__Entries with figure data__
□ □ □
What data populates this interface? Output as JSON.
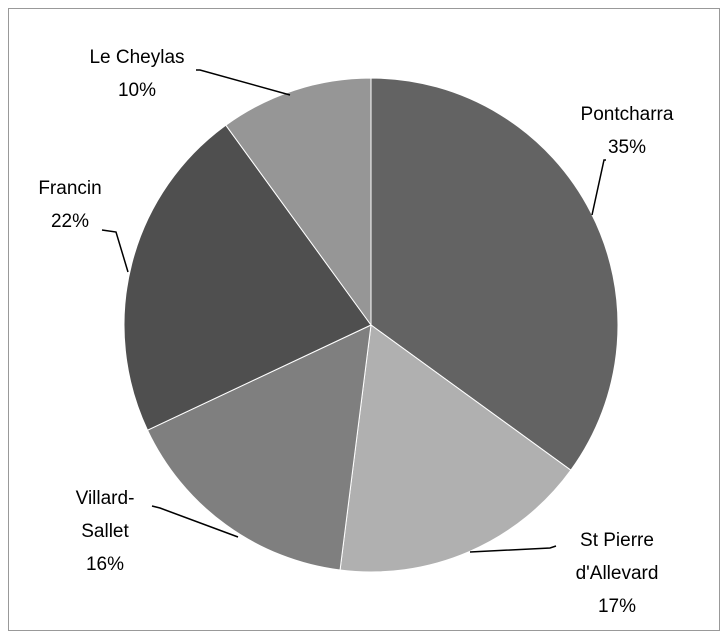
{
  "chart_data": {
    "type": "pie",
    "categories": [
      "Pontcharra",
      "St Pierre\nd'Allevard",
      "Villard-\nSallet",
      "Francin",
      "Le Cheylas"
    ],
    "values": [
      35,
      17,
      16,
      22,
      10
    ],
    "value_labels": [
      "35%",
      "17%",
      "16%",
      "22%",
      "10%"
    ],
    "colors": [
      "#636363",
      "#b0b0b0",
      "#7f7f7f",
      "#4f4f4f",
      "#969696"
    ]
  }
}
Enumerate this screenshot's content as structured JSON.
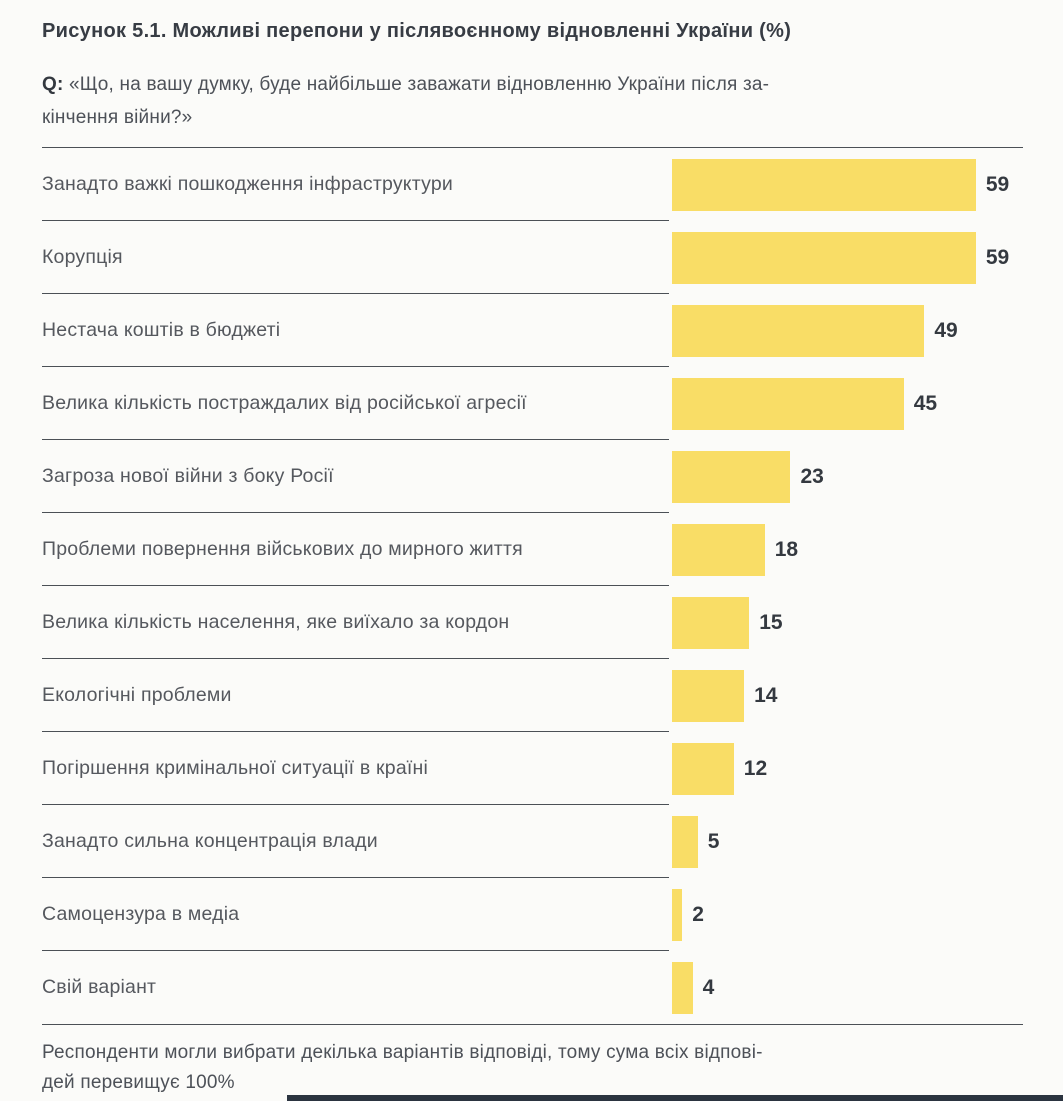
□ □ □
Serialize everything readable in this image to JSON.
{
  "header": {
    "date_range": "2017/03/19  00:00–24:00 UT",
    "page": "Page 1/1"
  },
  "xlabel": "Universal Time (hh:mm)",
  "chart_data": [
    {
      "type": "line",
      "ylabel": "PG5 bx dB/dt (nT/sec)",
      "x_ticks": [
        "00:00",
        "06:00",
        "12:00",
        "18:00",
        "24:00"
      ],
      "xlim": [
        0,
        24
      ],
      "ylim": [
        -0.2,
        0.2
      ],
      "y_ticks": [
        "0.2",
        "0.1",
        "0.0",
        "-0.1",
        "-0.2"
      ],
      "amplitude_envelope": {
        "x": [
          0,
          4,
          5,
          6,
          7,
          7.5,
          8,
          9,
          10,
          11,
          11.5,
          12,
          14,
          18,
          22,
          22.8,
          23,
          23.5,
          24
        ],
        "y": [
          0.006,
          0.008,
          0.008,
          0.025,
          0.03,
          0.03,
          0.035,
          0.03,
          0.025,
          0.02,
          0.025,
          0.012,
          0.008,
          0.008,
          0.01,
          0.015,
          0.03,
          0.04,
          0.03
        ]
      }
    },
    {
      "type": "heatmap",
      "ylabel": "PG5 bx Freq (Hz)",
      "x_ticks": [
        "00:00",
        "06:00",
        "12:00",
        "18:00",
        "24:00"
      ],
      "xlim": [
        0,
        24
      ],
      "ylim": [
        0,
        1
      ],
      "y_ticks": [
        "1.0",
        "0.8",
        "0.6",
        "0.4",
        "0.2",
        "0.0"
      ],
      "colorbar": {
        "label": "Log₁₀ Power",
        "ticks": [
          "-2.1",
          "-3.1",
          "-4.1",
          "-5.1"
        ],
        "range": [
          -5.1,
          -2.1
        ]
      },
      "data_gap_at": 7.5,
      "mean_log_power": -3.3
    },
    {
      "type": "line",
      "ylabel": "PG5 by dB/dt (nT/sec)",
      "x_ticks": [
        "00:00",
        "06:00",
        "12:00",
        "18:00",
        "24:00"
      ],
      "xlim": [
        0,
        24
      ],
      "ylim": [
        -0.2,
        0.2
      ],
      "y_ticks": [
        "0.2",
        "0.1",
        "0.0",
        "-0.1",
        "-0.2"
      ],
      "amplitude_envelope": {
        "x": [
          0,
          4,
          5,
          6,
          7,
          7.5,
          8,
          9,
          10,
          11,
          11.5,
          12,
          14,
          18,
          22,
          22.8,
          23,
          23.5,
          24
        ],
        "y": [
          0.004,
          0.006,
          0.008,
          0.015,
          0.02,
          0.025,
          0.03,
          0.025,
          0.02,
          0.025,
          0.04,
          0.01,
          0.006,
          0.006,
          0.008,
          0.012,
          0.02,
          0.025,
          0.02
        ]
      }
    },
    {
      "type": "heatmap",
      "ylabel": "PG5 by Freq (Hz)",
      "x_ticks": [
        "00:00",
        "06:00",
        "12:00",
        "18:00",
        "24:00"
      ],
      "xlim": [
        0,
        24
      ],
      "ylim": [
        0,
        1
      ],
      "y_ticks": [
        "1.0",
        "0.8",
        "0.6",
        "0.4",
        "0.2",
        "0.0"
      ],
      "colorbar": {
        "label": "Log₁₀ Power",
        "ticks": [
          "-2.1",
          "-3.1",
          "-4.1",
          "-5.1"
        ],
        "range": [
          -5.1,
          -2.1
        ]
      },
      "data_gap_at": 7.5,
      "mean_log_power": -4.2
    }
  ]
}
□ □ □
__SHORT TASK__
Copy the lines above exactly, starting with the line that contains "What data populates" and ending with the line that contains "Enumerate this screenshot's", and leave out any pictures.

__EXPECTED ANSWER__
What data populates this interface? Output as JSON.
{
  "chart_data": {
    "type": "pie",
    "categories": [
      "Pontcharra",
      "St Pierre\nd'Allevard",
      "Villard-\nSallet",
      "Francin",
      "Le Cheylas"
    ],
    "values": [
      35,
      17,
      16,
      22,
      10
    ],
    "value_labels": [
      "35%",
      "17%",
      "16%",
      "22%",
      "10%"
    ],
    "colors": [
      "#636363",
      "#b0b0b0",
      "#7f7f7f",
      "#4f4f4f",
      "#969696"
    ]
  }
}
Enumerate this screenshot's content as structured JSON.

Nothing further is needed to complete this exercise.